REQUIRED TASK: Transcribe every entry word for word, but skip the images.

[Begin RECORDS TO USE]

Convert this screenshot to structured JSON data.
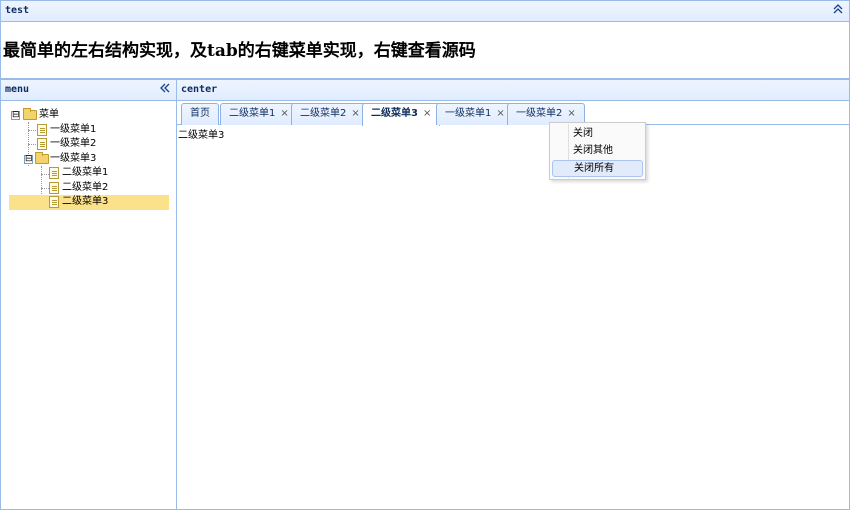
{
  "north": {
    "title": "test",
    "collapse_icon": "double-chevron-up",
    "headline": "最简单的左右结构实现，及tab的右键菜单实现，右键查看源码"
  },
  "west": {
    "title": "menu",
    "collapse_icon": "double-chevron-left",
    "tree": {
      "root": "菜单",
      "nodes": [
        {
          "label": "一级菜单1"
        },
        {
          "label": "一级菜单2"
        },
        {
          "label": "一级菜单3"
        },
        {
          "label": "二级菜单1"
        },
        {
          "label": "二级菜单2"
        },
        {
          "label": "二级菜单3",
          "selected": true
        }
      ],
      "expander_symbol": "⊟"
    }
  },
  "center": {
    "title": "center",
    "tabs": [
      {
        "label": "首页",
        "closable": false
      },
      {
        "label": "二级菜单1",
        "closable": true
      },
      {
        "label": "二级菜单2",
        "closable": true
      },
      {
        "label": "二级菜单3",
        "closable": true,
        "active": true
      },
      {
        "label": "一级菜单1",
        "closable": true
      },
      {
        "label": "一级菜单2",
        "closable": true
      }
    ],
    "close_symbol": "×",
    "content_text": "二级菜单3"
  },
  "context_menu": {
    "items": [
      {
        "label": "关闭"
      },
      {
        "label": "关闭其他"
      },
      {
        "label": "关闭所有",
        "hover": true
      }
    ]
  },
  "colors": {
    "border": "#99bbe8",
    "header_bg": "#e0ecff",
    "selected_bg": "#fbe28a"
  }
}
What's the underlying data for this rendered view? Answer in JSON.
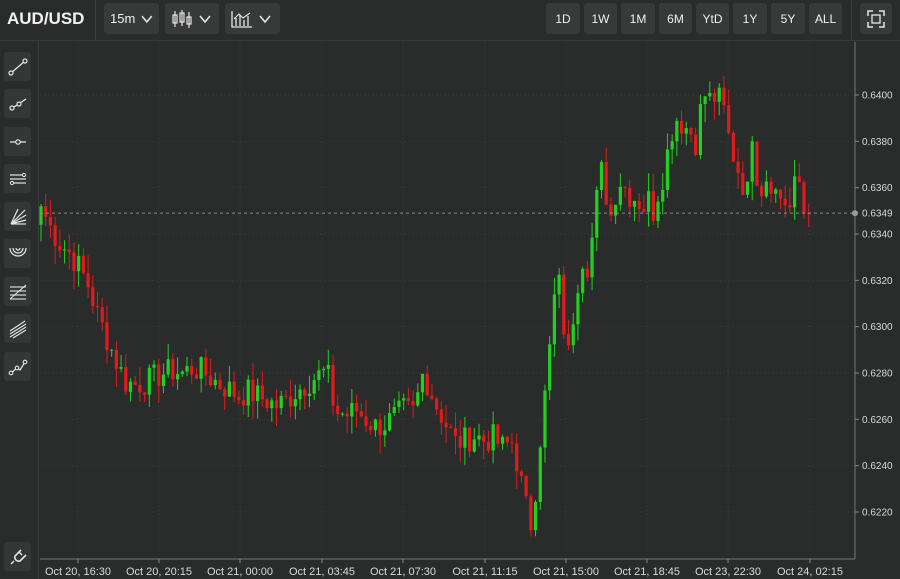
{
  "header": {
    "symbol": "AUD/USD",
    "interval": "15m",
    "chart_style_icon": "candlestick-icon",
    "indicators_icon": "indicators-icon",
    "ranges": [
      "1D",
      "1W",
      "1M",
      "6M",
      "YtD",
      "1Y",
      "5Y",
      "ALL"
    ],
    "fullscreen_icon": "fullscreen-icon"
  },
  "toolbar": {
    "tools": [
      {
        "icon": "trend-line-icon"
      },
      {
        "icon": "ray-icon"
      },
      {
        "icon": "horizontal-line-icon"
      },
      {
        "icon": "parallel-channel-icon"
      },
      {
        "icon": "fan-icon"
      },
      {
        "icon": "arc-icon"
      },
      {
        "icon": "fibonacci-icon"
      },
      {
        "icon": "pitchfork-icon"
      },
      {
        "icon": "path-icon"
      }
    ],
    "bottom_icon": "magnet-icon"
  },
  "chart_data": {
    "type": "candlestick",
    "title": "AUD/USD",
    "interval": "15m",
    "y_ticks": [
      "0.6220",
      "0.6240",
      "0.6260",
      "0.6280",
      "0.6300",
      "0.6320",
      "0.6340",
      "0.6360",
      "0.6380",
      "0.6400"
    ],
    "ylim": [
      0.6205,
      0.6418
    ],
    "x_ticks": [
      "Oct 20, 16:30",
      "Oct 20, 20:15",
      "Oct 21, 00:00",
      "Oct 21, 03:45",
      "Oct 21, 07:30",
      "Oct 21, 11:15",
      "Oct 21, 15:00",
      "Oct 21, 18:45",
      "Oct 23, 22:30",
      "Oct 24, 02:15"
    ],
    "last_price": "0.6349",
    "grid": true,
    "up_color": "#22d11f",
    "down_color": "#e01b1b",
    "price_path": [
      [
        0,
        0.6352
      ],
      [
        2,
        0.6343
      ],
      [
        4,
        0.6336
      ],
      [
        6,
        0.6332
      ],
      [
        8,
        0.6326
      ],
      [
        10,
        0.6318
      ],
      [
        12,
        0.6305
      ],
      [
        14,
        0.6295
      ],
      [
        16,
        0.6285
      ],
      [
        18,
        0.6276
      ],
      [
        20,
        0.6275
      ],
      [
        22,
        0.6276
      ],
      [
        24,
        0.6278
      ],
      [
        26,
        0.628
      ],
      [
        28,
        0.6281
      ],
      [
        30,
        0.628
      ],
      [
        32,
        0.6282
      ],
      [
        34,
        0.6281
      ],
      [
        36,
        0.6278
      ],
      [
        38,
        0.6275
      ],
      [
        40,
        0.6273
      ],
      [
        42,
        0.627
      ],
      [
        44,
        0.6272
      ],
      [
        46,
        0.627
      ],
      [
        48,
        0.6268
      ],
      [
        50,
        0.6266
      ],
      [
        52,
        0.6268
      ],
      [
        54,
        0.6272
      ],
      [
        56,
        0.6275
      ],
      [
        58,
        0.6278
      ],
      [
        60,
        0.628
      ],
      [
        61,
        0.6278
      ],
      [
        62,
        0.6268
      ],
      [
        63,
        0.6263
      ],
      [
        65,
        0.6262
      ],
      [
        67,
        0.6264
      ],
      [
        69,
        0.626
      ],
      [
        71,
        0.6257
      ],
      [
        73,
        0.6258
      ],
      [
        75,
        0.6261
      ],
      [
        77,
        0.6264
      ],
      [
        79,
        0.6263
      ],
      [
        80,
        0.627
      ],
      [
        81,
        0.6279
      ],
      [
        82,
        0.6276
      ],
      [
        84,
        0.6266
      ],
      [
        86,
        0.6258
      ],
      [
        88,
        0.625
      ],
      [
        90,
        0.6251
      ],
      [
        92,
        0.6253
      ],
      [
        94,
        0.6251
      ],
      [
        96,
        0.6252
      ],
      [
        98,
        0.6248
      ],
      [
        100,
        0.625
      ],
      [
        101,
        0.6242
      ],
      [
        102,
        0.6232
      ],
      [
        103,
        0.6222
      ],
      [
        104,
        0.6215
      ],
      [
        105,
        0.623
      ],
      [
        106,
        0.6252
      ],
      [
        107,
        0.627
      ],
      [
        108,
        0.629
      ],
      [
        109,
        0.6312
      ],
      [
        110,
        0.6318
      ],
      [
        111,
        0.63
      ],
      [
        112,
        0.6288
      ],
      [
        113,
        0.6305
      ],
      [
        114,
        0.632
      ],
      [
        115,
        0.633
      ],
      [
        116,
        0.6327
      ],
      [
        117,
        0.6338
      ],
      [
        118,
        0.6355
      ],
      [
        119,
        0.6367
      ],
      [
        120,
        0.6357
      ],
      [
        121,
        0.6348
      ],
      [
        122,
        0.6358
      ],
      [
        123,
        0.6363
      ],
      [
        124,
        0.636
      ],
      [
        125,
        0.6357
      ],
      [
        126,
        0.6356
      ],
      [
        127,
        0.6354
      ],
      [
        128,
        0.6352
      ],
      [
        129,
        0.6355
      ],
      [
        130,
        0.635
      ],
      [
        131,
        0.6358
      ],
      [
        132,
        0.6365
      ],
      [
        133,
        0.6375
      ],
      [
        134,
        0.6385
      ],
      [
        135,
        0.639
      ],
      [
        136,
        0.6388
      ],
      [
        137,
        0.6386
      ],
      [
        138,
        0.6384
      ],
      [
        139,
        0.638
      ],
      [
        140,
        0.6393
      ],
      [
        141,
        0.64
      ],
      [
        142,
        0.6398
      ],
      [
        143,
        0.6399
      ],
      [
        144,
        0.6398
      ],
      [
        145,
        0.6393
      ],
      [
        146,
        0.6382
      ],
      [
        147,
        0.6374
      ],
      [
        148,
        0.6368
      ],
      [
        149,
        0.6362
      ],
      [
        150,
        0.6358
      ],
      [
        151,
        0.6385
      ],
      [
        152,
        0.6366
      ],
      [
        153,
        0.636
      ],
      [
        154,
        0.6365
      ],
      [
        155,
        0.6363
      ],
      [
        156,
        0.6358
      ],
      [
        157,
        0.6356
      ],
      [
        158,
        0.6354
      ],
      [
        159,
        0.6351
      ],
      [
        160,
        0.636
      ],
      [
        161,
        0.6362
      ],
      [
        162,
        0.635
      ],
      [
        163,
        0.6349
      ]
    ]
  }
}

[End RECORDS TO USE]

FULL RESPONSE:
Convert this screenshot to structured JSON data.
{
  "north": {
    "title": "test",
    "collapse_icon": "double-chevron-up",
    "headline": "最简单的左右结构实现，及tab的右键菜单实现，右键查看源码"
  },
  "west": {
    "title": "menu",
    "collapse_icon": "double-chevron-left",
    "tree": {
      "root": "菜单",
      "nodes": [
        {
          "label": "一级菜单1"
        },
        {
          "label": "一级菜单2"
        },
        {
          "label": "一级菜单3"
        },
        {
          "label": "二级菜单1"
        },
        {
          "label": "二级菜单2"
        },
        {
          "label": "二级菜单3",
          "selected": true
        }
      ],
      "expander_symbol": "⊟"
    }
  },
  "center": {
    "title": "center",
    "tabs": [
      {
        "label": "首页",
        "closable": false
      },
      {
        "label": "二级菜单1",
        "closable": true
      },
      {
        "label": "二级菜单2",
        "closable": true
      },
      {
        "label": "二级菜单3",
        "closable": true,
        "active": true
      },
      {
        "label": "一级菜单1",
        "closable": true
      },
      {
        "label": "一级菜单2",
        "closable": true
      }
    ],
    "close_symbol": "×",
    "content_text": "二级菜单3"
  },
  "context_menu": {
    "items": [
      {
        "label": "关闭"
      },
      {
        "label": "关闭其他"
      },
      {
        "label": "关闭所有",
        "hover": true
      }
    ]
  },
  "colors": {
    "border": "#99bbe8",
    "header_bg": "#e0ecff",
    "selected_bg": "#fbe28a"
  }
}
What's the underlying data for this rendered view? Answer in JSON.
{
  "header": {
    "symbol": "AUD/USD",
    "interval": "15m",
    "chart_style_icon": "candlestick-icon",
    "indicators_icon": "indicators-icon",
    "ranges": [
      "1D",
      "1W",
      "1M",
      "6M",
      "YtD",
      "1Y",
      "5Y",
      "ALL"
    ],
    "fullscreen_icon": "fullscreen-icon"
  },
  "toolbar": {
    "tools": [
      {
        "icon": "trend-line-icon"
      },
      {
        "icon": "ray-icon"
      },
      {
        "icon": "horizontal-line-icon"
      },
      {
        "icon": "parallel-channel-icon"
      },
      {
        "icon": "fan-icon"
      },
      {
        "icon": "arc-icon"
      },
      {
        "icon": "fibonacci-icon"
      },
      {
        "icon": "pitchfork-icon"
      },
      {
        "icon": "path-icon"
      }
    ],
    "bottom_icon": "magnet-icon"
  },
  "chart_data": {
    "type": "candlestick",
    "title": "AUD/USD",
    "interval": "15m",
    "y_ticks": [
      "0.6220",
      "0.6240",
      "0.6260",
      "0.6280",
      "0.6300",
      "0.6320",
      "0.6340",
      "0.6360",
      "0.6380",
      "0.6400"
    ],
    "ylim": [
      0.6205,
      0.6418
    ],
    "x_ticks": [
      "Oct 20, 16:30",
      "Oct 20, 20:15",
      "Oct 21, 00:00",
      "Oct 21, 03:45",
      "Oct 21, 07:30",
      "Oct 21, 11:15",
      "Oct 21, 15:00",
      "Oct 21, 18:45",
      "Oct 23, 22:30",
      "Oct 24, 02:15"
    ],
    "last_price": "0.6349",
    "grid": true,
    "up_color": "#22d11f",
    "down_color": "#e01b1b",
    "price_path": [
      [
        0,
        0.6352
      ],
      [
        2,
        0.6343
      ],
      [
        4,
        0.6336
      ],
      [
        6,
        0.6332
      ],
      [
        8,
        0.6326
      ],
      [
        10,
        0.6318
      ],
      [
        12,
        0.6305
      ],
      [
        14,
        0.6295
      ],
      [
        16,
        0.6285
      ],
      [
        18,
        0.6276
      ],
      [
        20,
        0.6275
      ],
      [
        22,
        0.6276
      ],
      [
        24,
        0.6278
      ],
      [
        26,
        0.628
      ],
      [
        28,
        0.6281
      ],
      [
        30,
        0.628
      ],
      [
        32,
        0.6282
      ],
      [
        34,
        0.6281
      ],
      [
        36,
        0.6278
      ],
      [
        38,
        0.6275
      ],
      [
        40,
        0.6273
      ],
      [
        42,
        0.627
      ],
      [
        44,
        0.6272
      ],
      [
        46,
        0.627
      ],
      [
        48,
        0.6268
      ],
      [
        50,
        0.6266
      ],
      [
        52,
        0.6268
      ],
      [
        54,
        0.6272
      ],
      [
        56,
        0.6275
      ],
      [
        58,
        0.6278
      ],
      [
        60,
        0.628
      ],
      [
        61,
        0.6278
      ],
      [
        62,
        0.6268
      ],
      [
        63,
        0.6263
      ],
      [
        65,
        0.6262
      ],
      [
        67,
        0.6264
      ],
      [
        69,
        0.626
      ],
      [
        71,
        0.6257
      ],
      [
        73,
        0.6258
      ],
      [
        75,
        0.6261
      ],
      [
        77,
        0.6264
      ],
      [
        79,
        0.6263
      ],
      [
        80,
        0.627
      ],
      [
        81,
        0.6279
      ],
      [
        82,
        0.6276
      ],
      [
        84,
        0.6266
      ],
      [
        86,
        0.6258
      ],
      [
        88,
        0.625
      ],
      [
        90,
        0.6251
      ],
      [
        92,
        0.6253
      ],
      [
        94,
        0.6251
      ],
      [
        96,
        0.6252
      ],
      [
        98,
        0.6248
      ],
      [
        100,
        0.625
      ],
      [
        101,
        0.6242
      ],
      [
        102,
        0.6232
      ],
      [
        103,
        0.6222
      ],
      [
        104,
        0.6215
      ],
      [
        105,
        0.623
      ],
      [
        106,
        0.6252
      ],
      [
        107,
        0.627
      ],
      [
        108,
        0.629
      ],
      [
        109,
        0.6312
      ],
      [
        110,
        0.6318
      ],
      [
        111,
        0.63
      ],
      [
        112,
        0.6288
      ],
      [
        113,
        0.6305
      ],
      [
        114,
        0.632
      ],
      [
        115,
        0.633
      ],
      [
        116,
        0.6327
      ],
      [
        117,
        0.6338
      ],
      [
        118,
        0.6355
      ],
      [
        119,
        0.6367
      ],
      [
        120,
        0.6357
      ],
      [
        121,
        0.6348
      ],
      [
        122,
        0.6358
      ],
      [
        123,
        0.6363
      ],
      [
        124,
        0.636
      ],
      [
        125,
        0.6357
      ],
      [
        126,
        0.6356
      ],
      [
        127,
        0.6354
      ],
      [
        128,
        0.6352
      ],
      [
        129,
        0.6355
      ],
      [
        130,
        0.635
      ],
      [
        131,
        0.6358
      ],
      [
        132,
        0.6365
      ],
      [
        133,
        0.6375
      ],
      [
        134,
        0.6385
      ],
      [
        135,
        0.639
      ],
      [
        136,
        0.6388
      ],
      [
        137,
        0.6386
      ],
      [
        138,
        0.6384
      ],
      [
        139,
        0.638
      ],
      [
        140,
        0.6393
      ],
      [
        141,
        0.64
      ],
      [
        142,
        0.6398
      ],
      [
        143,
        0.6399
      ],
      [
        144,
        0.6398
      ],
      [
        145,
        0.6393
      ],
      [
        146,
        0.6382
      ],
      [
        147,
        0.6374
      ],
      [
        148,
        0.6368
      ],
      [
        149,
        0.6362
      ],
      [
        150,
        0.6358
      ],
      [
        151,
        0.6385
      ],
      [
        152,
        0.6366
      ],
      [
        153,
        0.636
      ],
      [
        154,
        0.6365
      ],
      [
        155,
        0.6363
      ],
      [
        156,
        0.6358
      ],
      [
        157,
        0.6356
      ],
      [
        158,
        0.6354
      ],
      [
        159,
        0.6351
      ],
      [
        160,
        0.636
      ],
      [
        161,
        0.6362
      ],
      [
        162,
        0.635
      ],
      [
        163,
        0.6349
      ]
    ]
  }
}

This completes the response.